>>>>

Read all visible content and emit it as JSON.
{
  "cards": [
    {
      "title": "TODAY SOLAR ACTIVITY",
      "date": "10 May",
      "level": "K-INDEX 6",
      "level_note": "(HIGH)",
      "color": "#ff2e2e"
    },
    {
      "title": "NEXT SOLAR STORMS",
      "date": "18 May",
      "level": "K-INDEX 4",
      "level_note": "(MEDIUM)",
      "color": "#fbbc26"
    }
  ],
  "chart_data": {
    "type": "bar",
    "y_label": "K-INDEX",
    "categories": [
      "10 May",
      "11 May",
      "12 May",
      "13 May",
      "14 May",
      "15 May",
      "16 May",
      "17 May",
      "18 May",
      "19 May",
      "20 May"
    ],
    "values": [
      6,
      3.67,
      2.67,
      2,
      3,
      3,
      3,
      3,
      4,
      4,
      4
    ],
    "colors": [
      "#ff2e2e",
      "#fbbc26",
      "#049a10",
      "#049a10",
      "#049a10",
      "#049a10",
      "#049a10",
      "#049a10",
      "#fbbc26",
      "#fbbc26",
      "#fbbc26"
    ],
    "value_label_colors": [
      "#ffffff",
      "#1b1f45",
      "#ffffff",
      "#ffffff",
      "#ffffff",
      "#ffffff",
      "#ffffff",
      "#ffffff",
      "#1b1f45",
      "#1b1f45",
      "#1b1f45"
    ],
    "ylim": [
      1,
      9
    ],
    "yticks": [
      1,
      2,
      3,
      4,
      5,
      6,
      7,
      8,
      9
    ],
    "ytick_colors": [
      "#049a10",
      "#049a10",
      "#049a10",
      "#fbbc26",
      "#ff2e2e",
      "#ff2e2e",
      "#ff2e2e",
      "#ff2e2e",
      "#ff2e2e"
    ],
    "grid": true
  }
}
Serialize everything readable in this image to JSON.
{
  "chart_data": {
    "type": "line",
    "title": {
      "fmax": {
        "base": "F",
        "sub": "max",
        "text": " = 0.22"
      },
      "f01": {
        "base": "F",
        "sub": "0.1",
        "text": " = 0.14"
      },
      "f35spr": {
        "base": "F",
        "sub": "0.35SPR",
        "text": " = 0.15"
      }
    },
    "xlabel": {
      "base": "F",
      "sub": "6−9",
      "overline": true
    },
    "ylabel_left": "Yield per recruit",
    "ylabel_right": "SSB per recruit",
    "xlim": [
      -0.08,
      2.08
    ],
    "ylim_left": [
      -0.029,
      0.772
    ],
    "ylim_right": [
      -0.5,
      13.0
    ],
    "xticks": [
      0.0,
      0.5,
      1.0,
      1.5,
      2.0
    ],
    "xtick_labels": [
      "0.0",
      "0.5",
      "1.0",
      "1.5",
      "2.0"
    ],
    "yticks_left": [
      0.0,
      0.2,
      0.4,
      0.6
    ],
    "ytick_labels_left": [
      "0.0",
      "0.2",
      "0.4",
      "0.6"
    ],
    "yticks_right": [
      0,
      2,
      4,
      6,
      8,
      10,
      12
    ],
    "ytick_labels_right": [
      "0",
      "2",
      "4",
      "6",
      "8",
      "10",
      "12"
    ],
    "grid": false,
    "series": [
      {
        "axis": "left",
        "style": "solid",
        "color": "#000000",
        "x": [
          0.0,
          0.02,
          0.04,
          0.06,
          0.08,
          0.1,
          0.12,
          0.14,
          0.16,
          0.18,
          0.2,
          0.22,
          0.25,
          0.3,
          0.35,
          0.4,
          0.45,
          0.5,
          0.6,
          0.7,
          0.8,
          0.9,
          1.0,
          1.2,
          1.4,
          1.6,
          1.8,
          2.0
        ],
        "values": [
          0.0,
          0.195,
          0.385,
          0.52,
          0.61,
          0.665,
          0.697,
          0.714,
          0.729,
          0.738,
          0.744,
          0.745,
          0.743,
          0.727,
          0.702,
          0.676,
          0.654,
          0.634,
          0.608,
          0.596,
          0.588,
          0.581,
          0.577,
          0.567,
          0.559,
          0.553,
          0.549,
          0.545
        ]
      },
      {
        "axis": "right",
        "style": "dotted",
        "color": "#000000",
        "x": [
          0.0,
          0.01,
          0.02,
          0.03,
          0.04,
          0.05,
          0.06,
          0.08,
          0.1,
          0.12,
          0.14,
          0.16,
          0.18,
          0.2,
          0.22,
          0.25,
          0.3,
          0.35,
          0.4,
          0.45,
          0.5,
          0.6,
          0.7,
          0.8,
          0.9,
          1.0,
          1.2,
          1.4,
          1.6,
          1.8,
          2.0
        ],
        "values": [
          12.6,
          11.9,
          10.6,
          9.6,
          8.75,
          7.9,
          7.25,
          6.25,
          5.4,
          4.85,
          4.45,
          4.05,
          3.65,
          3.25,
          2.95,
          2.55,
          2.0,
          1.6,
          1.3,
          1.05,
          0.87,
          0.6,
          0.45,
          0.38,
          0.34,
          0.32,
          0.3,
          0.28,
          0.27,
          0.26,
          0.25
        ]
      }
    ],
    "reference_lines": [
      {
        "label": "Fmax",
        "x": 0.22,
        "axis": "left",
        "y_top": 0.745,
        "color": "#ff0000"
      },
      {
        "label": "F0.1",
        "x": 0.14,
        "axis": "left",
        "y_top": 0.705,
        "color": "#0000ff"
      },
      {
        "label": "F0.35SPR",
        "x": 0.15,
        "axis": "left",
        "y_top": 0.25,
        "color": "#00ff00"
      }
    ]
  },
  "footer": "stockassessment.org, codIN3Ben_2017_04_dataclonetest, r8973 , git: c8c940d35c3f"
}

<<<<

Transcribe all of the lines in the records precisely.

* **RESULT OF THIS EXERCISE**
Read all visible content and emit it as JSON.
{
  "cards": [
    {
      "title": "TODAY SOLAR ACTIVITY",
      "date": "10 May",
      "level": "K-INDEX 6",
      "level_note": "(HIGH)",
      "color": "#ff2e2e"
    },
    {
      "title": "NEXT SOLAR STORMS",
      "date": "18 May",
      "level": "K-INDEX 4",
      "level_note": "(MEDIUM)",
      "color": "#fbbc26"
    }
  ],
  "chart_data": {
    "type": "bar",
    "y_label": "K-INDEX",
    "categories": [
      "10 May",
      "11 May",
      "12 May",
      "13 May",
      "14 May",
      "15 May",
      "16 May",
      "17 May",
      "18 May",
      "19 May",
      "20 May"
    ],
    "values": [
      6,
      3.67,
      2.67,
      2,
      3,
      3,
      3,
      3,
      4,
      4,
      4
    ],
    "colors": [
      "#ff2e2e",
      "#fbbc26",
      "#049a10",
      "#049a10",
      "#049a10",
      "#049a10",
      "#049a10",
      "#049a10",
      "#fbbc26",
      "#fbbc26",
      "#fbbc26"
    ],
    "value_label_colors": [
      "#ffffff",
      "#1b1f45",
      "#ffffff",
      "#ffffff",
      "#ffffff",
      "#ffffff",
      "#ffffff",
      "#ffffff",
      "#1b1f45",
      "#1b1f45",
      "#1b1f45"
    ],
    "ylim": [
      1,
      9
    ],
    "yticks": [
      1,
      2,
      3,
      4,
      5,
      6,
      7,
      8,
      9
    ],
    "ytick_colors": [
      "#049a10",
      "#049a10",
      "#049a10",
      "#fbbc26",
      "#ff2e2e",
      "#ff2e2e",
      "#ff2e2e",
      "#ff2e2e",
      "#ff2e2e"
    ],
    "grid": true
  }
}
Serialize everything readable in this image to JSON.
{
  "chart_data": {
    "type": "line",
    "title": {
      "fmax": {
        "base": "F",
        "sub": "max",
        "text": " = 0.22"
      },
      "f01": {
        "base": "F",
        "sub": "0.1",
        "text": " = 0.14"
      },
      "f35spr": {
        "base": "F",
        "sub": "0.35SPR",
        "text": " = 0.15"
      }
    },
    "xlabel": {
      "base": "F",
      "sub": "6−9",
      "overline": true
    },
    "ylabel_left": "Yield per recruit",
    "ylabel_right": "SSB per recruit",
    "xlim": [
      -0.08,
      2.08
    ],
    "ylim_left": [
      -0.029,
      0.772
    ],
    "ylim_right": [
      -0.5,
      13.0
    ],
    "xticks": [
      0.0,
      0.5,
      1.0,
      1.5,
      2.0
    ],
    "xtick_labels": [
      "0.0",
      "0.5",
      "1.0",
      "1.5",
      "2.0"
    ],
    "yticks_left": [
      0.0,
      0.2,
      0.4,
      0.6
    ],
    "ytick_labels_left": [
      "0.0",
      "0.2",
      "0.4",
      "0.6"
    ],
    "yticks_right": [
      0,
      2,
      4,
      6,
      8,
      10,
      12
    ],
    "ytick_labels_right": [
      "0",
      "2",
      "4",
      "6",
      "8",
      "10",
      "12"
    ],
    "grid": false,
    "series": [
      {
        "axis": "left",
        "style": "solid",
        "color": "#000000",
        "x": [
          0.0,
          0.02,
          0.04,
          0.06,
          0.08,
          0.1,
          0.12,
          0.14,
          0.16,
          0.18,
          0.2,
          0.22,
          0.25,
          0.3,
          0.35,
          0.4,
          0.45,
          0.5,
          0.6,
          0.7,
          0.8,
          0.9,
          1.0,
          1.2,
          1.4,
          1.6,
          1.8,
          2.0
        ],
        "values": [
          0.0,
          0.195,
          0.385,
          0.52,
          0.61,
          0.665,
          0.697,
          0.714,
          0.729,
          0.738,
          0.744,
          0.745,
          0.743,
          0.727,
          0.702,
          0.676,
          0.654,
          0.634,
          0.608,
          0.596,
          0.588,
          0.581,
          0.577,
          0.567,
          0.559,
          0.553,
          0.549,
          0.545
        ]
      },
      {
        "axis": "right",
        "style": "dotted",
        "color": "#000000",
        "x": [
          0.0,
          0.01,
          0.02,
          0.03,
          0.04,
          0.05,
          0.06,
          0.08,
          0.1,
          0.12,
          0.14,
          0.16,
          0.18,
          0.2,
          0.22,
          0.25,
          0.3,
          0.35,
          0.4,
          0.45,
          0.5,
          0.6,
          0.7,
          0.8,
          0.9,
          1.0,
          1.2,
          1.4,
          1.6,
          1.8,
          2.0
        ],
        "values": [
          12.6,
          11.9,
          10.6,
          9.6,
          8.75,
          7.9,
          7.25,
          6.25,
          5.4,
          4.85,
          4.45,
          4.05,
          3.65,
          3.25,
          2.95,
          2.55,
          2.0,
          1.6,
          1.3,
          1.05,
          0.87,
          0.6,
          0.45,
          0.38,
          0.34,
          0.32,
          0.3,
          0.28,
          0.27,
          0.26,
          0.25
        ]
      }
    ],
    "reference_lines": [
      {
        "label": "Fmax",
        "x": 0.22,
        "axis": "left",
        "y_top": 0.745,
        "color": "#ff0000"
      },
      {
        "label": "F0.1",
        "x": 0.14,
        "axis": "left",
        "y_top": 0.705,
        "color": "#0000ff"
      },
      {
        "label": "F0.35SPR",
        "x": 0.15,
        "axis": "left",
        "y_top": 0.25,
        "color": "#00ff00"
      }
    ]
  },
  "footer": "stockassessment.org, codIN3Ben_2017_04_dataclonetest, r8973 , git: c8c940d35c3f"
}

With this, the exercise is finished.